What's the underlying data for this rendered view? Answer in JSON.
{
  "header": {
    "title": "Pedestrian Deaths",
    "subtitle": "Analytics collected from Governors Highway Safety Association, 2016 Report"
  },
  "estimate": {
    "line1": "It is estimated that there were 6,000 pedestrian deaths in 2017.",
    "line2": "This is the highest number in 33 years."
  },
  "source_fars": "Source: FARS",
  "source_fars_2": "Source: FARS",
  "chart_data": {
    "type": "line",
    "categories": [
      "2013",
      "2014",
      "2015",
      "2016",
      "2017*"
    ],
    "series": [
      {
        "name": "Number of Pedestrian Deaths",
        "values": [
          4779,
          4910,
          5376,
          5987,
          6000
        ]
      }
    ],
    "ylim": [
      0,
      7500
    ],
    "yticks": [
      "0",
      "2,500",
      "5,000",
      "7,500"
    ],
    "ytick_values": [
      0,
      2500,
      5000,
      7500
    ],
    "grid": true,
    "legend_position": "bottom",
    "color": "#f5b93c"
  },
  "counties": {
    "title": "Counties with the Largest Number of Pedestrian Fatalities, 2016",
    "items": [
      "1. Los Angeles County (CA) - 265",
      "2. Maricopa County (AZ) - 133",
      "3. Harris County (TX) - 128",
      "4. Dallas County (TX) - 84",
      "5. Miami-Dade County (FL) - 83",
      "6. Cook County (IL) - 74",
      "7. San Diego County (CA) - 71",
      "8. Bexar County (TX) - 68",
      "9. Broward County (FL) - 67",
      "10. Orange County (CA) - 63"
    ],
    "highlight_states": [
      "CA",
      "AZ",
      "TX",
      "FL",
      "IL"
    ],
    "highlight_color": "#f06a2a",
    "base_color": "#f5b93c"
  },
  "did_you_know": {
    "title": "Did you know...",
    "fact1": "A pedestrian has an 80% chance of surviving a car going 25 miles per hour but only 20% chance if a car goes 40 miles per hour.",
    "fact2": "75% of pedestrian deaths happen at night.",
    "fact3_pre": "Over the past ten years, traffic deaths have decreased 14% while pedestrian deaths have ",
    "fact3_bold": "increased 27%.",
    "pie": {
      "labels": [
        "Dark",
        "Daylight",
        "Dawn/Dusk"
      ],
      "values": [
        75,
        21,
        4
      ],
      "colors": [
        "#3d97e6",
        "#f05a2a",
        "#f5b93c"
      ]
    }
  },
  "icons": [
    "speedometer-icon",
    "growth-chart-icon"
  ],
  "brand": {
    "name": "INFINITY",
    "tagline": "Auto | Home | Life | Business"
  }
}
==========
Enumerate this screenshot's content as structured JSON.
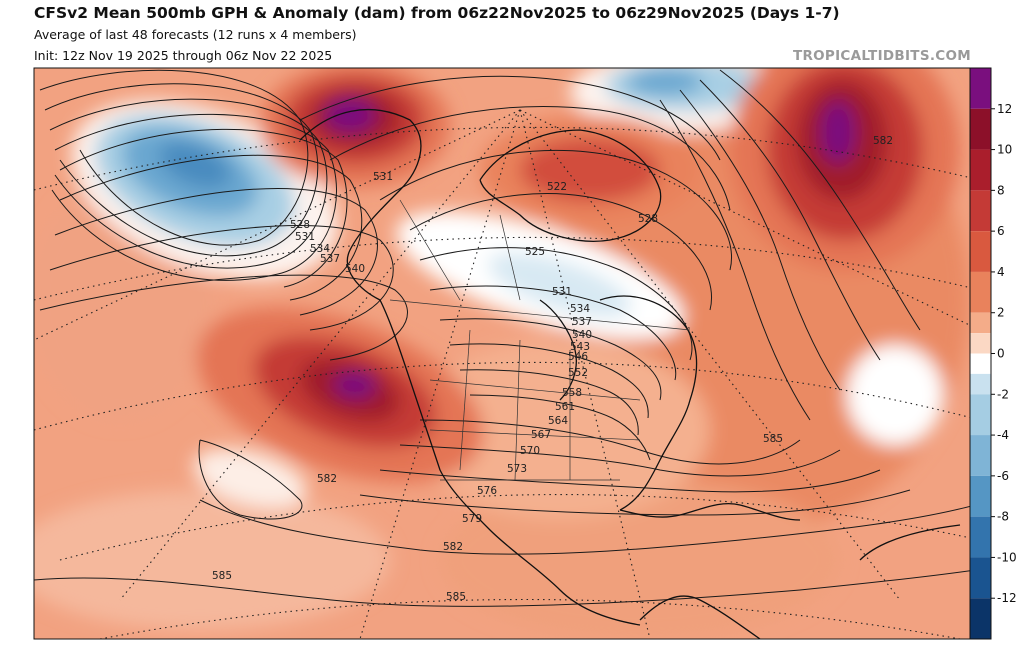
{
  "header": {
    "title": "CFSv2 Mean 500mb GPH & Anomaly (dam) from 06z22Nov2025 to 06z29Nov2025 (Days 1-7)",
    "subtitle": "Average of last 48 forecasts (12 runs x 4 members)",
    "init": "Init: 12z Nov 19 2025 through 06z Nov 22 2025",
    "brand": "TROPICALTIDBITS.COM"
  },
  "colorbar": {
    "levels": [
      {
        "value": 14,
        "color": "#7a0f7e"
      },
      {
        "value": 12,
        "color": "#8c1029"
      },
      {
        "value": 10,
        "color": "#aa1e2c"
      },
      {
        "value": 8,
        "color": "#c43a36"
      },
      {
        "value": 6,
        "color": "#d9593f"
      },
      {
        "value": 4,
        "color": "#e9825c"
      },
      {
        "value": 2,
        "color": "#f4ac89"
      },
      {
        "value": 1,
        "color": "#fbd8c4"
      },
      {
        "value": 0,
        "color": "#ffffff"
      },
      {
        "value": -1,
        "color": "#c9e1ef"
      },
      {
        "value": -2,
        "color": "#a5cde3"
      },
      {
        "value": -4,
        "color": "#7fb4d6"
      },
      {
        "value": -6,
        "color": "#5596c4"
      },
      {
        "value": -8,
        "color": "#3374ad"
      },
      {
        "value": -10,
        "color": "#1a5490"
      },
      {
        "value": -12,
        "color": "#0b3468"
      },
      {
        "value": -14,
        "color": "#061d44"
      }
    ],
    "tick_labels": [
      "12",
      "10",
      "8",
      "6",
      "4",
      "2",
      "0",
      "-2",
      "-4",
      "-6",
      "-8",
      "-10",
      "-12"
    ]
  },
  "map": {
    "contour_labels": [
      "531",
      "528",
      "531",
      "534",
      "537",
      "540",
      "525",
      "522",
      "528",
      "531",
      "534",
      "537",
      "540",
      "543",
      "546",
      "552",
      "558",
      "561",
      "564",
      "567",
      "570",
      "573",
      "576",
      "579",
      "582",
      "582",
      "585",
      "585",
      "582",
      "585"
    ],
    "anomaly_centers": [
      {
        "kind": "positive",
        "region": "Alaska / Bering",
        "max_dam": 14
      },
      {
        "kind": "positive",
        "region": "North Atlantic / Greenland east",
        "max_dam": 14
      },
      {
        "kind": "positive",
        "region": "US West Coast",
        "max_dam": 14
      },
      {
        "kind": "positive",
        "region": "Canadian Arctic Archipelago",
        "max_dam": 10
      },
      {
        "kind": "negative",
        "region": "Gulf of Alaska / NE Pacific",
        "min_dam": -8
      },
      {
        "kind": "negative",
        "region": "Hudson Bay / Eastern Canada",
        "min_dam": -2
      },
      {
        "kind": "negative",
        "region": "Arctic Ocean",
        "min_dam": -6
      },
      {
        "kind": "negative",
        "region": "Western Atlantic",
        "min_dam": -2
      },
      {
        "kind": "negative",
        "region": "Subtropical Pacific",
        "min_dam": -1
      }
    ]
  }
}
==========
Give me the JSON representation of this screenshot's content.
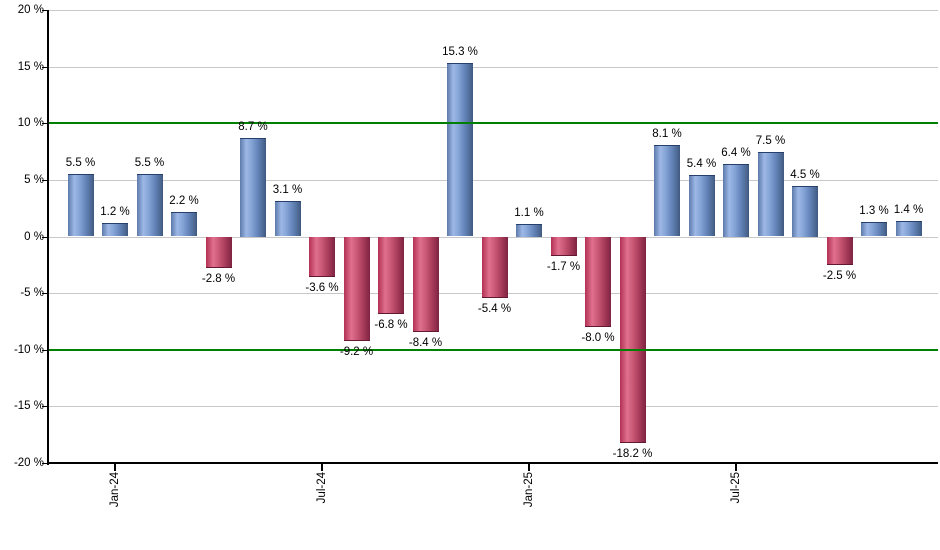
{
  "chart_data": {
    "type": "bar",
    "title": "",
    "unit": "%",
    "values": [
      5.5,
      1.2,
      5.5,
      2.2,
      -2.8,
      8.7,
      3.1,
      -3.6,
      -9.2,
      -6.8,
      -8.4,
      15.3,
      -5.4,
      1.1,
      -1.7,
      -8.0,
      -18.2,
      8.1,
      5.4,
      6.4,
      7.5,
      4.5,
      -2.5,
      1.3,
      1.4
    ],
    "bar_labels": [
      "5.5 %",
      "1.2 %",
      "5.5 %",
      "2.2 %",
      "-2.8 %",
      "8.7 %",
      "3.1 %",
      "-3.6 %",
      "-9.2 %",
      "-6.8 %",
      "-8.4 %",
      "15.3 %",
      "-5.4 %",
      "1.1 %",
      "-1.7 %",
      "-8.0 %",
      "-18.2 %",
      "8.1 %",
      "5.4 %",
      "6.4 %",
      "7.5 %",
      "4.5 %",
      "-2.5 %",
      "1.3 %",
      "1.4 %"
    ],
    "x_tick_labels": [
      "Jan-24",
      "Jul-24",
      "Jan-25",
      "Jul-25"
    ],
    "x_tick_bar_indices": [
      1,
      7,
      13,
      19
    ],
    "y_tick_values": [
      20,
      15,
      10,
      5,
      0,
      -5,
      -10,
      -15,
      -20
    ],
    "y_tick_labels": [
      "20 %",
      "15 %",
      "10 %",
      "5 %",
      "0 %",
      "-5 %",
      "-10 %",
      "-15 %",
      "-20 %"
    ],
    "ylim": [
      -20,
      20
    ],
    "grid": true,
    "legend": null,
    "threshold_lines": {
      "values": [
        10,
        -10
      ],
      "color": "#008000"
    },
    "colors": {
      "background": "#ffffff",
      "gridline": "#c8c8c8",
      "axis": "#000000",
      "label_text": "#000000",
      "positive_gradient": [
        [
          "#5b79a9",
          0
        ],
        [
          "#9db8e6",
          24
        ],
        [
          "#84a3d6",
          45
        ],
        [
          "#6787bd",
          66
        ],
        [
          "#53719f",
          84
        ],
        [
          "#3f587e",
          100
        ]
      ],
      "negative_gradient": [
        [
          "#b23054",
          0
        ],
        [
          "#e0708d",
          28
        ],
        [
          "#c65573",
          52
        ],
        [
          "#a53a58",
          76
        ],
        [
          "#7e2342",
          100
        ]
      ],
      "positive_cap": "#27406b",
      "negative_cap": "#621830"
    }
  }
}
==========
Set out every line from the material that contains the string "region".

        "region": "Alaska / Bering",
        "region": "North Atlantic / Greenland east",
        "region": "US West Coast",
        "region": "Canadian Arctic Archipelago",
        "region": "Gulf of Alaska / NE Pacific",
        "region": "Hudson Bay / Eastern Canada",
        "region": "Arctic Ocean",
        "region": "Western Atlantic",
        "region": "Subtropical Pacific",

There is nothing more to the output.